*Supplied information*:
########################################
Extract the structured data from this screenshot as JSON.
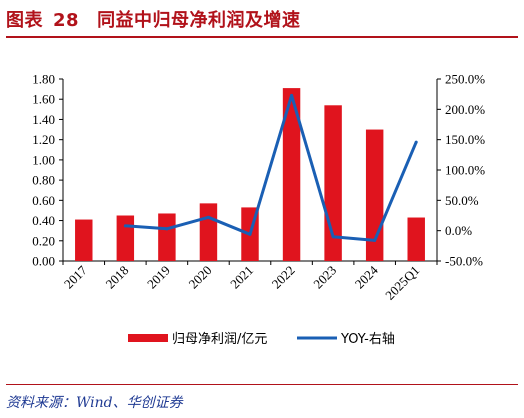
{
  "header": {
    "label": "图表",
    "number": "28",
    "title": "同益中归母净利润及增速"
  },
  "source": "资料来源：Wind、华创证券",
  "colors": {
    "bar": "#e0141e",
    "line": "#1a5fb4",
    "accent": "#b1121a"
  },
  "chart_data": {
    "type": "bar",
    "categories": [
      "2017",
      "2018",
      "2019",
      "2020",
      "2021",
      "2022",
      "2023",
      "2024",
      "2025Q1"
    ],
    "series": [
      {
        "name": "归母净利润/亿元",
        "type": "bar",
        "axis": "left",
        "values": [
          0.41,
          0.45,
          0.47,
          0.57,
          0.53,
          1.71,
          1.54,
          1.3,
          0.43
        ]
      },
      {
        "name": "YOY-右轴",
        "type": "line",
        "axis": "right",
        "values": [
          null,
          8.0,
          3.0,
          22.0,
          -6.0,
          223.0,
          -10.0,
          -16.0,
          146.0
        ]
      }
    ],
    "y_left": {
      "ylim": [
        0,
        1.8
      ],
      "ticks": [
        "0.00",
        "0.20",
        "0.40",
        "0.60",
        "0.80",
        "1.00",
        "1.20",
        "1.40",
        "1.60",
        "1.80"
      ]
    },
    "y_right": {
      "ylim": [
        -50,
        250
      ],
      "ticks": [
        "-50.0%",
        "0.0%",
        "50.0%",
        "100.0%",
        "150.0%",
        "200.0%",
        "250.0%"
      ]
    },
    "grid": false,
    "legend_position": "bottom"
  }
}
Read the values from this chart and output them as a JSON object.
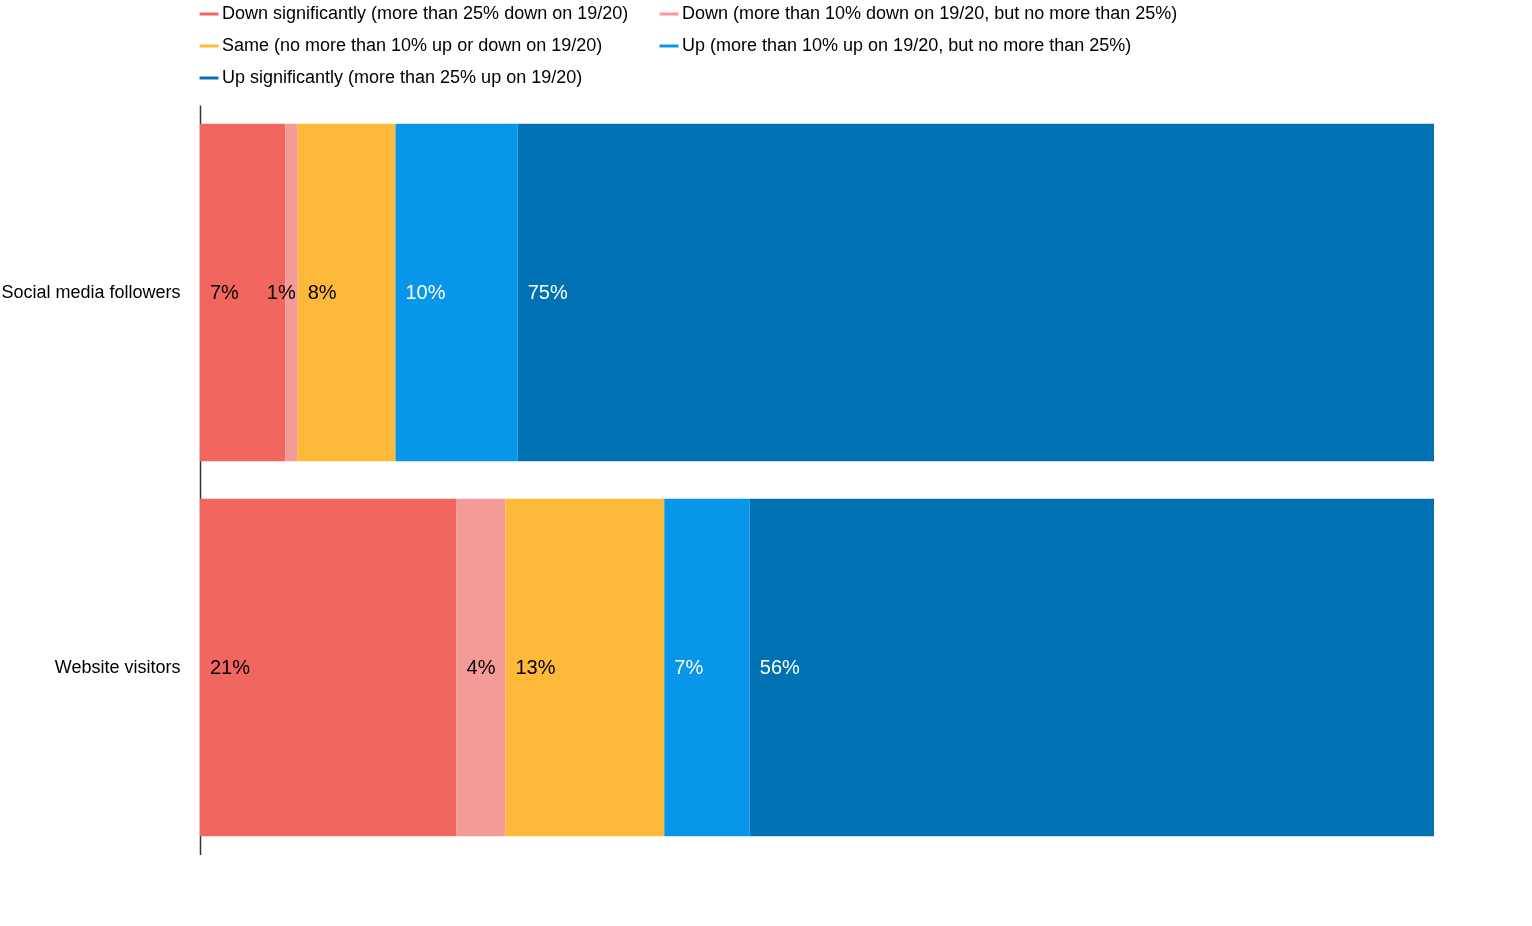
{
  "chart_data": {
    "type": "bar",
    "orientation": "horizontal",
    "stacked": true,
    "legend": "top",
    "tick_labels": "y",
    "categories": [
      "Social media followers",
      "Website visitors"
    ],
    "series": [
      {
        "name": "Down significantly (more than 25% down on 19/20)",
        "color": "#f26660",
        "values": [
          7,
          21
        ],
        "value_labels": [
          "7%",
          "21%"
        ]
      },
      {
        "name": "Down (more than 10% down on 19/20, but no more than 25%)",
        "color": "#f49b98",
        "values": [
          1,
          4
        ],
        "value_labels": [
          "1%",
          "4%"
        ]
      },
      {
        "name": "Same (no more than 10% up or down on 19/20)",
        "color": "#fdb939",
        "values": [
          8,
          13
        ],
        "value_labels": [
          "8%",
          "13%"
        ]
      },
      {
        "name": "Up (more than 10% up on 19/20, but no more than 25%)",
        "color": "#0896ea",
        "values": [
          10,
          7
        ],
        "value_labels": [
          "10%",
          "7%"
        ]
      },
      {
        "name": "Up significantly (more than 25% up on 19/20)",
        "color": "#0071b3",
        "values": [
          75,
          56
        ],
        "value_labels": [
          "75%",
          "56%"
        ]
      }
    ]
  }
}
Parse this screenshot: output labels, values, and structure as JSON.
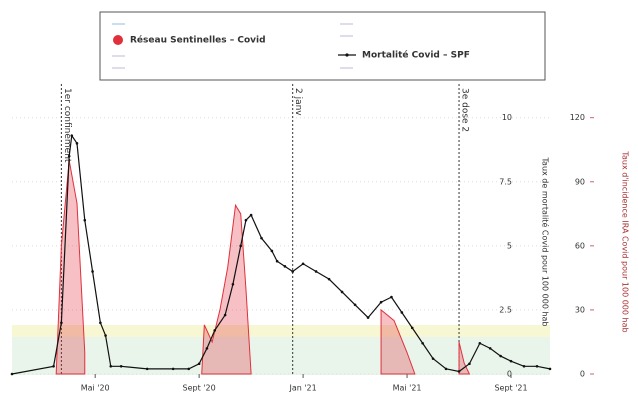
{
  "chart_data": {
    "type": "line",
    "legend_labels": [
      "Réseau Sentinelles – Covid",
      "Mortalité Covid – SPF"
    ],
    "y_label": "Taux de mortalité Covid pour 100 000 hab",
    "y2_label": "Taux d'incidence IRA Covid pour 100 000 hab",
    "xlim": [
      0.8,
      21.5
    ],
    "xticks": [
      {
        "value": 4,
        "label": "Mai '20"
      },
      {
        "value": 8,
        "label": "Sept '20"
      },
      {
        "value": 12,
        "label": "Jan '21"
      },
      {
        "value": 16,
        "label": "Mai '21"
      },
      {
        "value": 20,
        "label": "Sept '21"
      }
    ],
    "ylim": [
      0,
      10.3
    ],
    "yticks": [
      0,
      2.5,
      5,
      7.5,
      10
    ],
    "y2lim": [
      0,
      123.6
    ],
    "y2ticks": [
      0,
      30,
      60,
      90,
      120
    ],
    "grid": true,
    "annotations": [
      {
        "x": 2.7,
        "label": "1er confinement"
      },
      {
        "x": 11.6,
        "label": "2 janv"
      },
      {
        "x": 18.0,
        "label": "3e dose 2"
      }
    ],
    "series": [
      {
        "name": "Réseau Sentinelles – Covid",
        "color": "#e0303c",
        "axis": "y2",
        "kind": "area",
        "x": [
          2.5,
          2.7,
          3.0,
          3.3,
          3.6,
          3.7,
          8.1,
          8.2,
          8.5,
          8.8,
          9.1,
          9.4,
          9.6,
          9.8,
          10.0,
          14.9,
          15.0,
          15.5,
          16.0,
          16.3,
          17.9,
          18.0,
          18.2,
          18.4
        ],
        "values": [
          0,
          60,
          100,
          80,
          10,
          null,
          0,
          23,
          15,
          30,
          50,
          79,
          75,
          40,
          0,
          null,
          30,
          25,
          10,
          0,
          null,
          15,
          5,
          0
        ]
      },
      {
        "name": "Mortalité Covid – SPF",
        "color": "#111111",
        "axis": "y",
        "kind": "line",
        "x": [
          0.8,
          2.4,
          2.7,
          3.0,
          3.1,
          3.3,
          3.6,
          3.9,
          4.2,
          4.4,
          4.6,
          5,
          6,
          7,
          7.6,
          8,
          8.3,
          8.6,
          9,
          9.3,
          9.6,
          9.8,
          10,
          10.4,
          10.8,
          11,
          11.3,
          11.6,
          12,
          12.5,
          13,
          13.5,
          14,
          14.5,
          15,
          15.4,
          15.8,
          16.2,
          16.6,
          17,
          17.5,
          18,
          18.4,
          18.8,
          19.2,
          19.6,
          20,
          20.5,
          21,
          21.5
        ],
        "values": [
          0,
          0.3,
          2,
          8.5,
          9.3,
          9,
          6,
          4,
          2,
          1.5,
          0.3,
          0.3,
          0.2,
          0.2,
          0.2,
          0.4,
          1,
          1.7,
          2.3,
          3.5,
          5,
          6,
          6.2,
          5.3,
          4.8,
          4.4,
          4.2,
          4,
          4.3,
          4,
          3.7,
          3.2,
          2.7,
          2.2,
          2.8,
          3.0,
          2.4,
          1.8,
          1.2,
          0.6,
          0.2,
          0.1,
          0.4,
          1.2,
          1,
          0.7,
          0.5,
          0.3,
          0.3,
          0.2
        ]
      }
    ]
  }
}
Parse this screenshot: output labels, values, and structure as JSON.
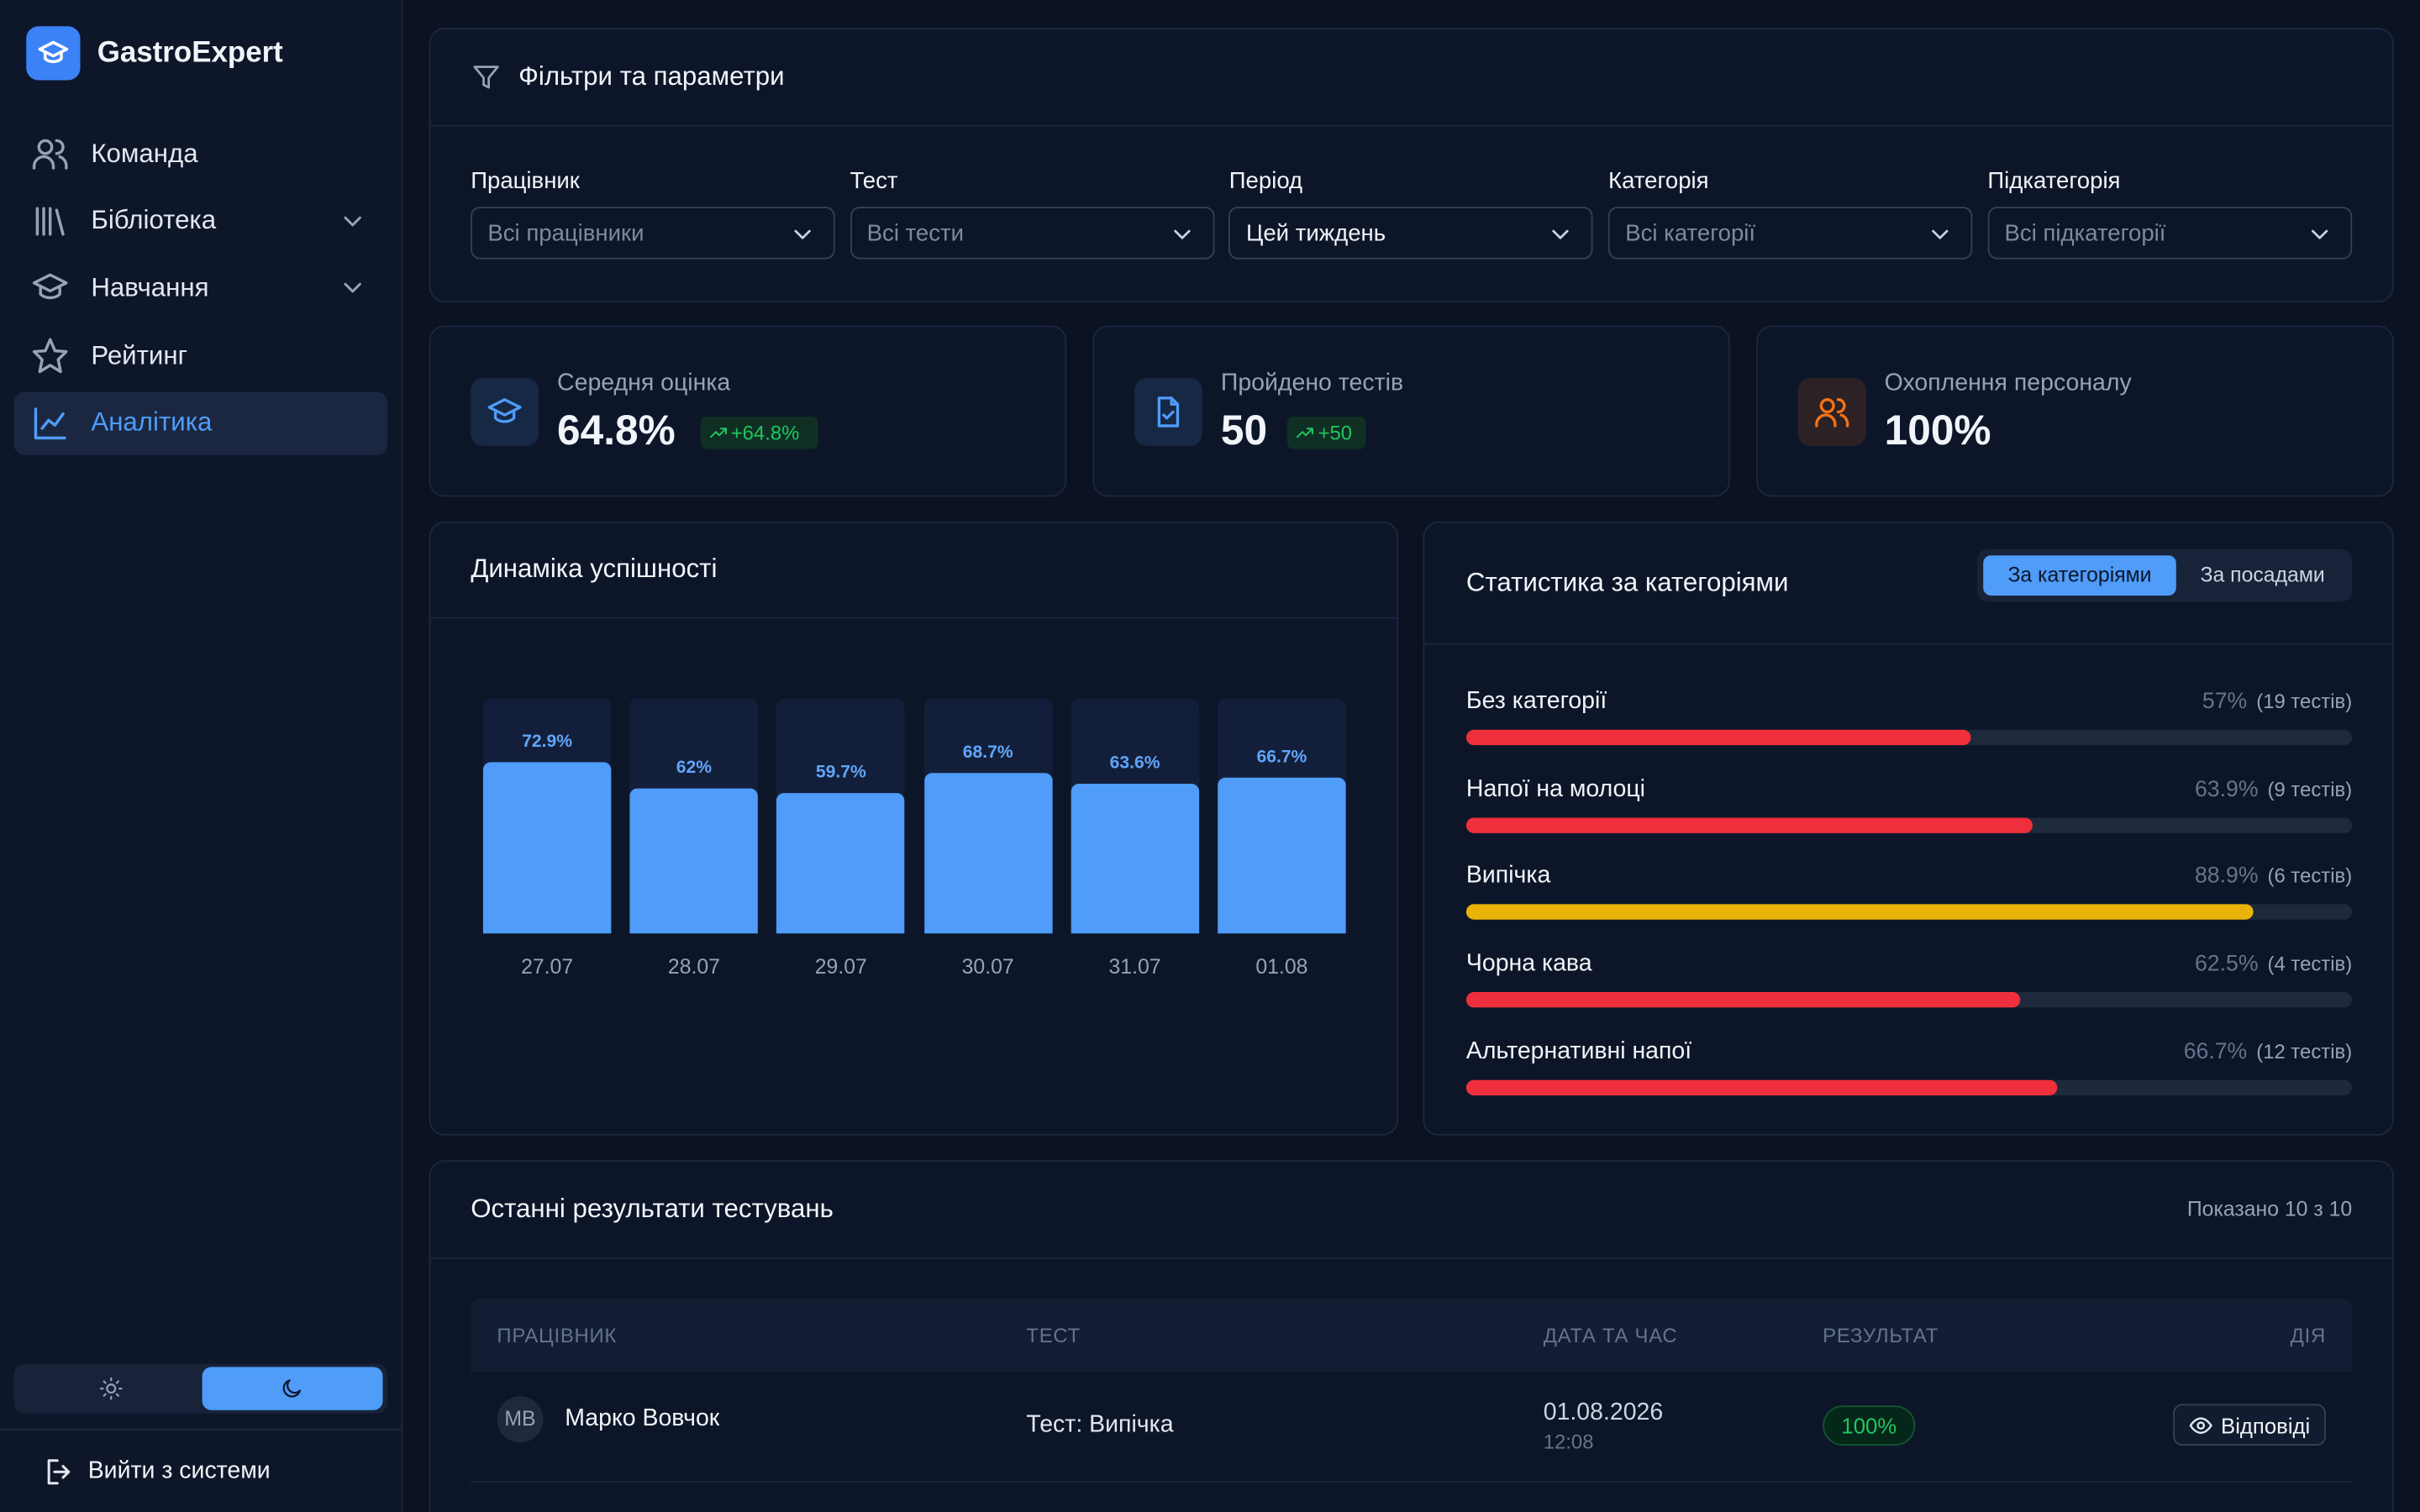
{
  "app": {
    "name": "GastroExpert"
  },
  "nav": [
    {
      "label": "Команда",
      "icon": "users"
    },
    {
      "label": "Бібліотека",
      "icon": "library",
      "expandable": true
    },
    {
      "label": "Навчання",
      "icon": "cap",
      "expandable": true
    },
    {
      "label": "Рейтинг",
      "icon": "star"
    },
    {
      "label": "Аналітика",
      "icon": "chart",
      "active": true
    }
  ],
  "logout": "Вийти з системи",
  "filters": {
    "title": "Фільтри та параметри",
    "fields": [
      {
        "label": "Працівник",
        "value": "Всі працівники"
      },
      {
        "label": "Тест",
        "value": "Всі тести"
      },
      {
        "label": "Період",
        "value": "Цей тиждень",
        "selected": true
      },
      {
        "label": "Категорія",
        "value": "Всі категорії"
      },
      {
        "label": "Підкатегорія",
        "value": "Всі підкатегорії"
      }
    ]
  },
  "stats": [
    {
      "label": "Середня оцінка",
      "value": "64.8%",
      "change": "+64.8%",
      "icon": "cap",
      "color": "#4f9cf9"
    },
    {
      "label": "Пройдено тестів",
      "value": "50",
      "change": "+50",
      "icon": "file",
      "color": "#4f9cf9"
    },
    {
      "label": "Охоплення персоналу",
      "value": "100%",
      "icon": "users",
      "color": "#f97316"
    }
  ],
  "chart_data": {
    "type": "bar",
    "title": "Динаміка успішності",
    "categories": [
      "27.07",
      "28.07",
      "29.07",
      "30.07",
      "31.07",
      "01.08"
    ],
    "values": [
      72.9,
      62,
      59.7,
      68.7,
      63.6,
      66.7
    ],
    "value_labels": [
      "72.9%",
      "62%",
      "59.7%",
      "68.7%",
      "63.6%",
      "66.7%"
    ],
    "color": "#4f9cf9",
    "ylim": [
      0,
      100
    ]
  },
  "category_stats": {
    "title": "Статистика за категоріями",
    "tabs": [
      "За категоріями",
      "За посадами"
    ],
    "xlim": [
      0,
      100
    ],
    "items": [
      {
        "name": "Без категорії",
        "value": 57,
        "label": "57%",
        "count": "(19 тестів)",
        "color": "#ef2f3c"
      },
      {
        "name": "Напої на молоці",
        "value": 63.9,
        "label": "63.9%",
        "count": "(9 тестів)",
        "color": "#ef2f3c"
      },
      {
        "name": "Випічка",
        "value": 88.9,
        "label": "88.9%",
        "count": "(6 тестів)",
        "color": "#eab308"
      },
      {
        "name": "Чорна кава",
        "value": 62.5,
        "label": "62.5%",
        "count": "(4 тестів)",
        "color": "#ef2f3c"
      },
      {
        "name": "Альтернативні напої",
        "value": 66.7,
        "label": "66.7%",
        "count": "(12 тестів)",
        "color": "#ef2f3c"
      }
    ]
  },
  "results": {
    "title": "Останні результати тестувань",
    "shown": "Показано 10 з 10",
    "columns": [
      "ПРАЦІВНИК",
      "ТЕСТ",
      "ДАТА ТА ЧАС",
      "РЕЗУЛЬТАТ",
      "ДІЯ"
    ],
    "rows": [
      {
        "initials": "МВ",
        "name": "Марко Вовчок",
        "test": "Тест: Випічка",
        "date": "01.08.2026",
        "time": "12:08",
        "result": "100%",
        "action": "Відповіді"
      }
    ]
  }
}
########################################
*What is asked*: Copy all lines from the material that hold "significantly".

*Complete response*:
        "name": "Down significantly (more than 25% down on 19/20)",
        "name": "Up significantly (more than 25% up on 19/20)",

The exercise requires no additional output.